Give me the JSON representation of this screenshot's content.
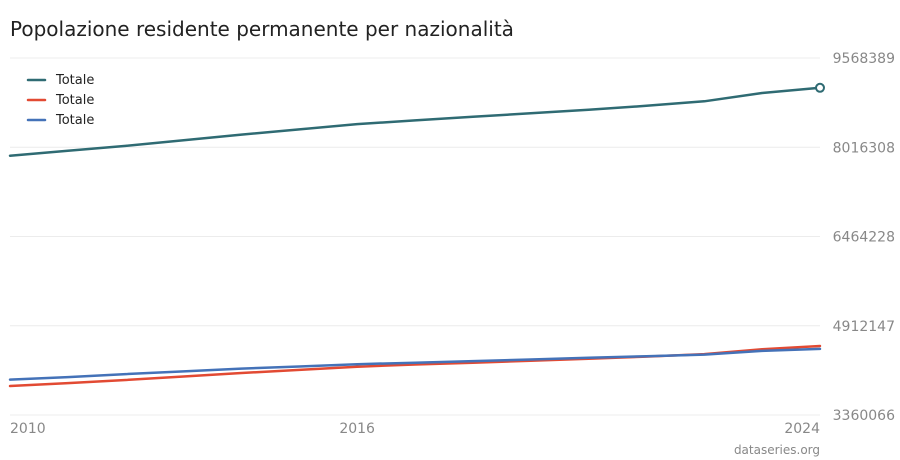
{
  "chart_data": {
    "type": "line",
    "title": "Popolazione residente permanente per nazionalità",
    "xlabel": "",
    "ylabel": "",
    "x_ticks": [
      "2010",
      "2016",
      "2024"
    ],
    "y_ticks": [
      "9568389",
      "8016308",
      "6464228",
      "4912147",
      "3360066"
    ],
    "xlim": [
      2010,
      2024
    ],
    "ylim": [
      3360066,
      9568389
    ],
    "grid": true,
    "legend_position": "top-left",
    "x": [
      2010,
      2011,
      2012,
      2013,
      2014,
      2015,
      2016,
      2017,
      2018,
      2019,
      2020,
      2021,
      2022,
      2023,
      2024
    ],
    "series": [
      {
        "name": "Totale",
        "color": "#2f6b73",
        "values": [
          7870000,
          7955000,
          8039000,
          8139000,
          8237000,
          8327000,
          8419000,
          8484000,
          8545000,
          8606000,
          8670000,
          8738000,
          8815000,
          8960000,
          9050000
        ]
      },
      {
        "name": "Totale",
        "color": "#e24a33",
        "values": [
          3865000,
          3915000,
          3968000,
          4030000,
          4090000,
          4145000,
          4200000,
          4238000,
          4270000,
          4305000,
          4340000,
          4375000,
          4420000,
          4505000,
          4560000
        ]
      },
      {
        "name": "Totale",
        "color": "#4472b8",
        "values": [
          3975000,
          4020000,
          4071000,
          4119000,
          4167000,
          4203000,
          4243000,
          4269000,
          4298000,
          4325000,
          4354000,
          4382000,
          4410000,
          4475000,
          4510000
        ]
      }
    ]
  },
  "credit": "dataseries.org"
}
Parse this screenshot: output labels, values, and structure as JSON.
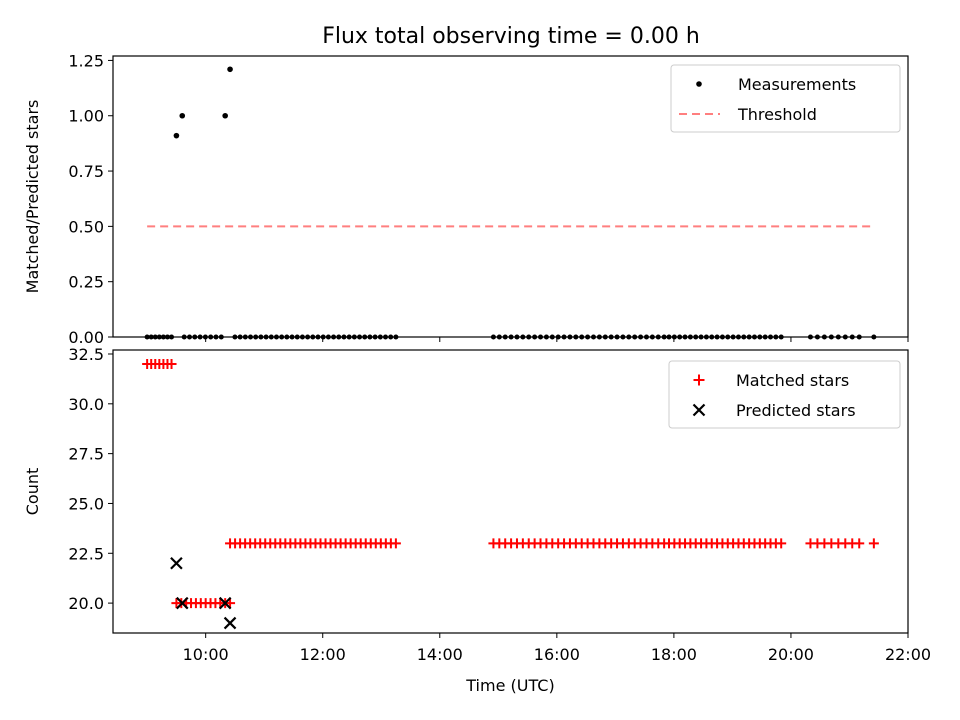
{
  "title": "Flux total observing time = 0.00 h",
  "chart_data": [
    {
      "type": "scatter",
      "ylabel": "Matched/Predicted stars",
      "xlim": [
        "08:25",
        "22:00"
      ],
      "ylim": [
        0,
        1.27
      ],
      "yticks": [
        "0.00",
        "0.25",
        "0.50",
        "0.75",
        "1.00",
        "1.25"
      ],
      "ytick_values": [
        0,
        0.25,
        0.5,
        0.75,
        1.0,
        1.25
      ],
      "xticks": [
        "10:00",
        "12:00",
        "14:00",
        "16:00",
        "18:00",
        "20:00",
        "22:00"
      ],
      "xticks_labeled": false,
      "legend": {
        "position": "top-right",
        "entries": [
          "Measurements",
          "Threshold"
        ]
      },
      "series": [
        {
          "name": "Measurements",
          "style": "point",
          "color": "#000000",
          "x": [
            "09:30",
            "09:36",
            "10:20",
            "10:25"
          ],
          "y": [
            0.91,
            1.0,
            1.0,
            1.21
          ]
        },
        {
          "name": "Threshold",
          "style": "dashed-line",
          "color": "#ff7f7f",
          "x": [
            "09:00",
            "21:25"
          ],
          "y": [
            0.5,
            0.5
          ]
        }
      ],
      "zero_row": {
        "style": "point",
        "color": "#000000",
        "y": 0,
        "segments": [
          {
            "from": "09:00",
            "to": "09:25",
            "count": 7
          },
          {
            "from": "09:38",
            "to": "10:16",
            "count": 8
          },
          {
            "from": "10:30",
            "to": "13:15",
            "count": 32
          },
          {
            "from": "14:55",
            "to": "17:50",
            "count": 30
          },
          {
            "from": "17:55",
            "to": "19:50",
            "count": 22
          },
          {
            "from": "20:20",
            "to": "21:10",
            "count": 8
          },
          {
            "from": "21:25",
            "to": "21:25",
            "count": 1
          }
        ]
      }
    },
    {
      "type": "scatter",
      "xlabel": "Time (UTC)",
      "ylabel": "Count",
      "xlim": [
        "08:25",
        "22:00"
      ],
      "ylim": [
        18.5,
        32.7
      ],
      "yticks": [
        "20.0",
        "22.5",
        "25.0",
        "27.5",
        "30.0",
        "32.5"
      ],
      "ytick_values": [
        20,
        22.5,
        25,
        27.5,
        30,
        32.5
      ],
      "xticks": [
        "10:00",
        "12:00",
        "14:00",
        "16:00",
        "18:00",
        "20:00",
        "22:00"
      ],
      "legend": {
        "position": "top-right",
        "entries": [
          "Matched stars",
          "Predicted stars"
        ]
      },
      "series": [
        {
          "name": "Matched stars",
          "marker": "plus",
          "color": "#ff0000",
          "segments": [
            {
              "from": "09:00",
              "to": "09:25",
              "count": 7,
              "value": 32
            },
            {
              "from": "09:30",
              "to": "10:25",
              "count": 12,
              "value": 20
            },
            {
              "from": "10:25",
              "to": "13:15",
              "count": 34,
              "value": 23
            },
            {
              "from": "14:55",
              "to": "17:50",
              "count": 30,
              "value": 23
            },
            {
              "from": "17:55",
              "to": "19:50",
              "count": 22,
              "value": 23
            },
            {
              "from": "20:20",
              "to": "21:10",
              "count": 8,
              "value": 23
            },
            {
              "from": "21:25",
              "to": "21:25",
              "count": 1,
              "value": 23
            }
          ]
        },
        {
          "name": "Predicted stars",
          "marker": "x",
          "color": "#000000",
          "x": [
            "09:30",
            "09:36",
            "10:20",
            "10:25"
          ],
          "y": [
            22,
            20,
            20,
            19
          ]
        }
      ]
    }
  ]
}
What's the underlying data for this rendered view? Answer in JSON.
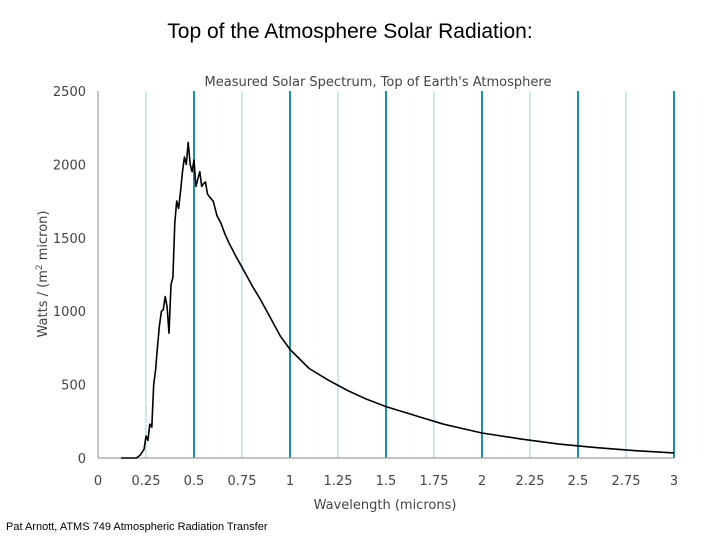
{
  "slide": {
    "title": "Top of the Atmosphere Solar Radiation:",
    "footer": "Pat Arnott, ATMS 749 Atmospheric Radiation Transfer"
  },
  "chart_data": {
    "type": "line",
    "title": "Measured Solar Spectrum, Top of Earth's Atmosphere",
    "xlabel": "Wavelength (microns)",
    "ylabel_main": "Watts / (m",
    "ylabel_sup": "2",
    "ylabel_end": " micron)",
    "xlim": [
      0,
      3
    ],
    "ylim": [
      0,
      2500
    ],
    "xticks": [
      0,
      0.25,
      0.5,
      0.75,
      1,
      1.25,
      1.5,
      1.75,
      2,
      2.25,
      2.5,
      2.75,
      3
    ],
    "xtick_labels": [
      "0",
      "0.25",
      "0.5",
      "0.75",
      "1",
      "1.25",
      "1.5",
      "1.75",
      "2",
      "2.25",
      "2.5",
      "2.75",
      "3"
    ],
    "yticks": [
      0,
      500,
      1000,
      1500,
      2000,
      2500
    ],
    "ytick_labels": [
      "0",
      "500",
      "1000",
      "1500",
      "2000",
      "2500"
    ],
    "grid": "vertical",
    "colors": {
      "grid_major": "#1a8fb0",
      "grid_minor": "#9fd0e0",
      "line": "#000000"
    },
    "series": [
      {
        "x": [
          0.12,
          0.2,
          0.22,
          0.24,
          0.25,
          0.26,
          0.27,
          0.28,
          0.29,
          0.3,
          0.31,
          0.32,
          0.33,
          0.34,
          0.35,
          0.36,
          0.37,
          0.38,
          0.39,
          0.4,
          0.41,
          0.42,
          0.43,
          0.44,
          0.45,
          0.46,
          0.47,
          0.48,
          0.49,
          0.5,
          0.51,
          0.52,
          0.53,
          0.54,
          0.55,
          0.56,
          0.57,
          0.58,
          0.6,
          0.62,
          0.64,
          0.66,
          0.68,
          0.7,
          0.72,
          0.75,
          0.8,
          0.85,
          0.9,
          0.95,
          1.0,
          1.1,
          1.2,
          1.3,
          1.4,
          1.5,
          1.6,
          1.7,
          1.8,
          1.9,
          2.0,
          2.2,
          2.4,
          2.6,
          2.8,
          3.0
        ],
        "y": [
          0,
          0,
          20,
          60,
          150,
          120,
          230,
          210,
          500,
          600,
          760,
          900,
          1000,
          1010,
          1100,
          1030,
          850,
          1180,
          1230,
          1600,
          1750,
          1700,
          1820,
          1950,
          2050,
          2000,
          2150,
          2000,
          1950,
          2030,
          1850,
          1900,
          1950,
          1850,
          1870,
          1880,
          1800,
          1780,
          1750,
          1650,
          1600,
          1530,
          1470,
          1420,
          1370,
          1300,
          1180,
          1070,
          950,
          830,
          740,
          610,
          530,
          460,
          400,
          350,
          310,
          270,
          230,
          200,
          170,
          130,
          95,
          70,
          50,
          35
        ]
      }
    ]
  }
}
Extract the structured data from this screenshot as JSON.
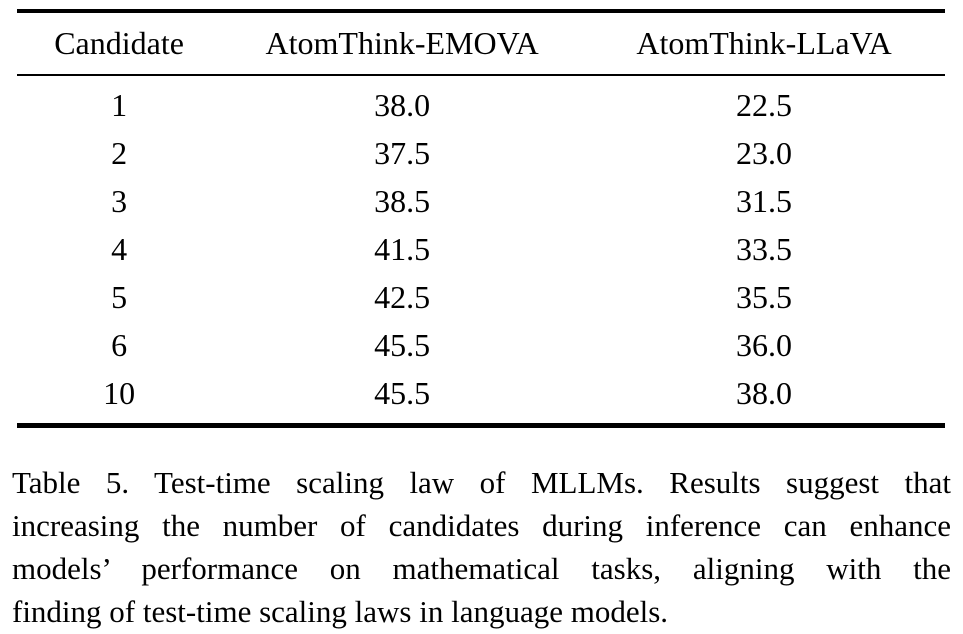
{
  "table": {
    "columns": [
      "Candidate",
      "AtomThink-EMOVA",
      "AtomThink-LLaVA"
    ],
    "rows": [
      {
        "candidate": "1",
        "emova": "38.0",
        "llava": "22.5"
      },
      {
        "candidate": "2",
        "emova": "37.5",
        "llava": "23.0"
      },
      {
        "candidate": "3",
        "emova": "38.5",
        "llava": "31.5"
      },
      {
        "candidate": "4",
        "emova": "41.5",
        "llava": "33.5"
      },
      {
        "candidate": "5",
        "emova": "42.5",
        "llava": "35.5"
      },
      {
        "candidate": "6",
        "emova": "45.5",
        "llava": "36.0"
      },
      {
        "candidate": "10",
        "emova": "45.5",
        "llava": "38.0"
      }
    ]
  },
  "caption": {
    "label": "Table 5.",
    "lines": [
      "Table 5.  Test-time scaling law of MLLMs.  Results suggest that",
      "increasing the number of candidates during inference can enhance",
      "models’ performance on mathematical tasks, aligning with the",
      "finding of test-time scaling laws in language models."
    ]
  },
  "colors": {
    "text": "#000000",
    "background": "#ffffff",
    "rule": "#000000"
  }
}
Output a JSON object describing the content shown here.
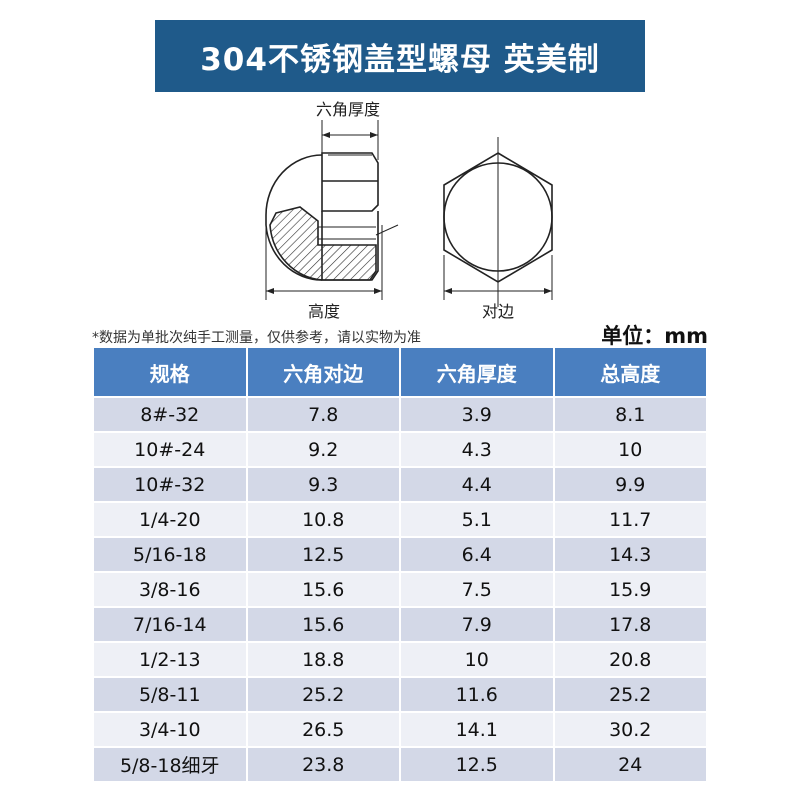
{
  "title": "304不锈钢盖型螺母 英美制",
  "diagram": {
    "hex_thickness_label": "六角厚度",
    "height_label": "高度",
    "across_flats_label": "对边"
  },
  "note": "*数据为单批次纯手工测量，仅供参考，请以实物为准",
  "unit": "单位：mm",
  "table": {
    "headers": [
      "规格",
      "六角对边",
      "六角厚度",
      "总高度"
    ],
    "rows": [
      [
        "8#-32",
        "7.8",
        "3.9",
        "8.1"
      ],
      [
        "10#-24",
        "9.2",
        "4.3",
        "10"
      ],
      [
        "10#-32",
        "9.3",
        "4.4",
        "9.9"
      ],
      [
        "1/4-20",
        "10.8",
        "5.1",
        "11.7"
      ],
      [
        "5/16-18",
        "12.5",
        "6.4",
        "14.3"
      ],
      [
        "3/8-16",
        "15.6",
        "7.5",
        "15.9"
      ],
      [
        "7/16-14",
        "15.6",
        "7.9",
        "17.8"
      ],
      [
        "1/2-13",
        "18.8",
        "10",
        "20.8"
      ],
      [
        "5/8-11",
        "25.2",
        "11.6",
        "25.2"
      ],
      [
        "3/4-10",
        "26.5",
        "14.1",
        "30.2"
      ],
      [
        "5/8-18细牙",
        "23.8",
        "12.5",
        "24"
      ]
    ]
  },
  "colors": {
    "banner": "#1f5a8a",
    "header": "#4a7fc0",
    "row_odd": "#d3d8e7",
    "row_even": "#eef0f6"
  }
}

+ + +

◆ **YOUR TASK**:
In the entries above, count each line with "style"; reply with the total only.

◆ **THE ANSWER**:
3